** Start of Source records **
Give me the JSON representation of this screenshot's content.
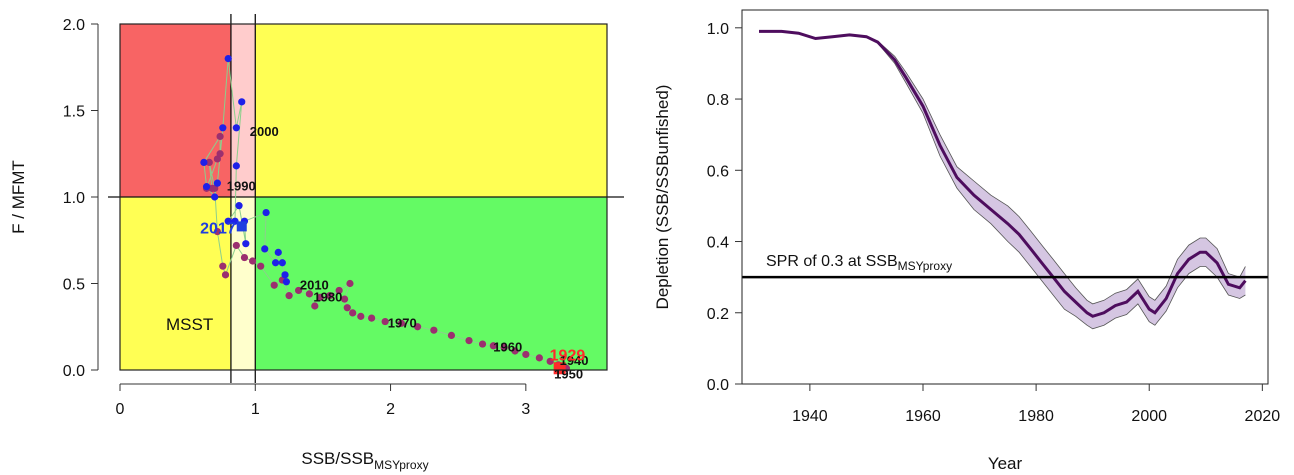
{
  "colors": {
    "red_zone": "#f86464",
    "yellow_zone": "#ffff54",
    "green_zone": "#64fa64",
    "light_red_zone": "#ffcccc",
    "light_yellow_zone": "#ffffcc",
    "point_early": "#9b2f6f",
    "point_late": "#1e20e8",
    "trajectory_line": "#8ccf8c",
    "first_year": "#ff2a2a",
    "last_year": "#1f3ee0",
    "depletion_line": "#4e0d5e",
    "depletion_band": "#d5c6e2"
  },
  "chart_data": [
    {
      "type": "scatter",
      "xlabel": "SSB/SSB",
      "xlabel_sub": "MSYproxy",
      "ylabel": "F / MFMT",
      "xlim": [
        0,
        3.6
      ],
      "ylim": [
        0,
        2.0
      ],
      "xticks": [
        "0",
        "1",
        "2",
        "3"
      ],
      "yticks": [
        "0.0",
        "0.5",
        "1.0",
        "1.5",
        "2.0"
      ],
      "msst": 0.82,
      "msst_label": "MSST",
      "reference_lines": {
        "x": 1.0,
        "y": 1.0
      },
      "zones": [
        {
          "name": "overfished-overfishing",
          "x": [
            0,
            0.82
          ],
          "y": [
            1,
            2
          ],
          "color": "red_zone"
        },
        {
          "name": "between-msst-overfishing",
          "x": [
            0.82,
            1
          ],
          "y": [
            1,
            2
          ],
          "color": "light_red_zone"
        },
        {
          "name": "healthy-overfishing",
          "x": [
            1,
            3.6
          ],
          "y": [
            1,
            2
          ],
          "color": "yellow_zone"
        },
        {
          "name": "overfished-no-overfishing",
          "x": [
            0,
            0.82
          ],
          "y": [
            0,
            1
          ],
          "color": "yellow_zone"
        },
        {
          "name": "between-msst-no-overfishing",
          "x": [
            0.82,
            1
          ],
          "y": [
            0,
            1
          ],
          "color": "light_yellow_zone"
        },
        {
          "name": "healthy",
          "x": [
            1,
            3.6
          ],
          "y": [
            0,
            1
          ],
          "color": "green_zone"
        }
      ],
      "points_early": [
        [
          3.3,
          0.01
        ],
        [
          3.28,
          0.02
        ],
        [
          3.24,
          0.03
        ],
        [
          3.18,
          0.05
        ],
        [
          3.1,
          0.07
        ],
        [
          3.0,
          0.09
        ],
        [
          2.92,
          0.11
        ],
        [
          2.84,
          0.13
        ],
        [
          2.76,
          0.14
        ],
        [
          2.68,
          0.15
        ],
        [
          2.58,
          0.17
        ],
        [
          2.45,
          0.2
        ],
        [
          2.32,
          0.23
        ],
        [
          2.2,
          0.25
        ],
        [
          2.08,
          0.27
        ],
        [
          1.96,
          0.28
        ],
        [
          1.86,
          0.3
        ],
        [
          1.78,
          0.31
        ],
        [
          1.72,
          0.33
        ],
        [
          1.68,
          0.36
        ],
        [
          1.66,
          0.41
        ],
        [
          1.7,
          0.5
        ],
        [
          1.62,
          0.46
        ],
        [
          1.55,
          0.43
        ],
        [
          1.48,
          0.42
        ],
        [
          1.44,
          0.37
        ],
        [
          1.4,
          0.44
        ],
        [
          1.32,
          0.46
        ],
        [
          1.25,
          0.43
        ],
        [
          1.2,
          0.52
        ],
        [
          1.14,
          0.49
        ],
        [
          1.04,
          0.6
        ],
        [
          0.98,
          0.63
        ],
        [
          0.92,
          0.65
        ],
        [
          0.86,
          0.72
        ],
        [
          0.78,
          0.55
        ],
        [
          0.76,
          0.6
        ],
        [
          0.72,
          0.8
        ],
        [
          0.7,
          1.05
        ],
        [
          0.66,
          1.2
        ],
        [
          0.68,
          1.05
        ],
        [
          0.64,
          1.05
        ],
        [
          0.72,
          1.22
        ],
        [
          0.74,
          1.25
        ],
        [
          0.74,
          1.35
        ]
      ],
      "points_late": [
        [
          0.62,
          1.2
        ],
        [
          0.64,
          1.06
        ],
        [
          0.7,
          1.0
        ],
        [
          0.72,
          1.08
        ],
        [
          0.76,
          1.4
        ],
        [
          0.8,
          1.8
        ],
        [
          0.86,
          1.4
        ],
        [
          0.9,
          1.55
        ],
        [
          0.86,
          1.18
        ],
        [
          0.85,
          0.86
        ],
        [
          0.8,
          0.86
        ],
        [
          0.88,
          0.95
        ],
        [
          0.93,
          0.73
        ],
        [
          0.92,
          0.86
        ],
        [
          1.08,
          0.91
        ],
        [
          1.07,
          0.7
        ],
        [
          1.15,
          0.62
        ],
        [
          1.17,
          0.68
        ],
        [
          1.2,
          0.62
        ],
        [
          1.22,
          0.55
        ],
        [
          1.23,
          0.51
        ]
      ],
      "year_labels": [
        {
          "label": "2000",
          "x": 0.93,
          "y": 1.4
        },
        {
          "label": "1990",
          "x": 0.76,
          "y": 1.05
        },
        {
          "label": "2010",
          "x": 1.3,
          "y": 0.5
        },
        {
          "label": "1980",
          "x": 1.4,
          "y": 0.43
        },
        {
          "label": "1970",
          "x": 1.95,
          "y": 0.28
        },
        {
          "label": "1960",
          "x": 2.73,
          "y": 0.13
        },
        {
          "label": "1940",
          "x": 3.22,
          "y": 0.03
        },
        {
          "label": "1950",
          "x": 3.18,
          "y": 0.01
        }
      ],
      "first_year": {
        "label": "1929",
        "x": 3.25,
        "y": 0.01
      },
      "last_year": {
        "label": "2017",
        "x": 0.9,
        "y": 0.83
      }
    },
    {
      "type": "area",
      "xlabel": "Year",
      "ylabel": "Depletion (SSB/SSBunfished)",
      "xlim": [
        1928,
        2021
      ],
      "ylim": [
        0,
        1.05
      ],
      "xticks": [
        "1940",
        "1960",
        "1980",
        "2000",
        "2020"
      ],
      "yticks": [
        "0.0",
        "0.2",
        "0.4",
        "0.6",
        "0.8",
        "1.0"
      ],
      "reference_line": 0.3,
      "reference_label": "SPR of 0.3 at SSB",
      "reference_label_sub": "MSYproxy",
      "x": [
        1931,
        1935,
        1938,
        1941,
        1944,
        1947,
        1950,
        1952,
        1955,
        1957,
        1960,
        1963,
        1966,
        1969,
        1972,
        1975,
        1977,
        1979,
        1981,
        1983,
        1985,
        1987,
        1989,
        1990,
        1992,
        1994,
        1996,
        1998,
        2000,
        2001,
        2003,
        2005,
        2007,
        2009,
        2010,
        2012,
        2014,
        2016,
        2017
      ],
      "y": [
        0.99,
        0.99,
        0.985,
        0.97,
        0.975,
        0.98,
        0.975,
        0.96,
        0.91,
        0.86,
        0.78,
        0.67,
        0.58,
        0.53,
        0.49,
        0.45,
        0.42,
        0.38,
        0.34,
        0.3,
        0.26,
        0.23,
        0.2,
        0.19,
        0.2,
        0.22,
        0.23,
        0.26,
        0.21,
        0.2,
        0.24,
        0.31,
        0.35,
        0.37,
        0.37,
        0.34,
        0.28,
        0.27,
        0.29
      ],
      "upper": [
        0.99,
        0.99,
        0.985,
        0.97,
        0.975,
        0.98,
        0.975,
        0.963,
        0.92,
        0.875,
        0.8,
        0.7,
        0.61,
        0.57,
        0.53,
        0.5,
        0.47,
        0.43,
        0.39,
        0.35,
        0.31,
        0.27,
        0.235,
        0.225,
        0.235,
        0.255,
        0.265,
        0.295,
        0.245,
        0.235,
        0.275,
        0.35,
        0.39,
        0.41,
        0.41,
        0.38,
        0.31,
        0.3,
        0.33
      ],
      "lower": [
        0.99,
        0.99,
        0.985,
        0.97,
        0.975,
        0.98,
        0.975,
        0.957,
        0.9,
        0.845,
        0.76,
        0.64,
        0.55,
        0.49,
        0.45,
        0.4,
        0.37,
        0.33,
        0.29,
        0.25,
        0.21,
        0.19,
        0.165,
        0.155,
        0.165,
        0.185,
        0.195,
        0.225,
        0.175,
        0.165,
        0.205,
        0.27,
        0.31,
        0.33,
        0.33,
        0.3,
        0.25,
        0.24,
        0.25
      ]
    }
  ]
}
** End of Source records **
### Description of the task
Where a line holds "overfishing", copy it out.

### Solved exercise
          "name": "overfished-overfishing",
          "name": "between-msst-overfishing",
          "name": "healthy-overfishing",
          "name": "overfished-no-overfishing",
          "name": "between-msst-no-overfishing",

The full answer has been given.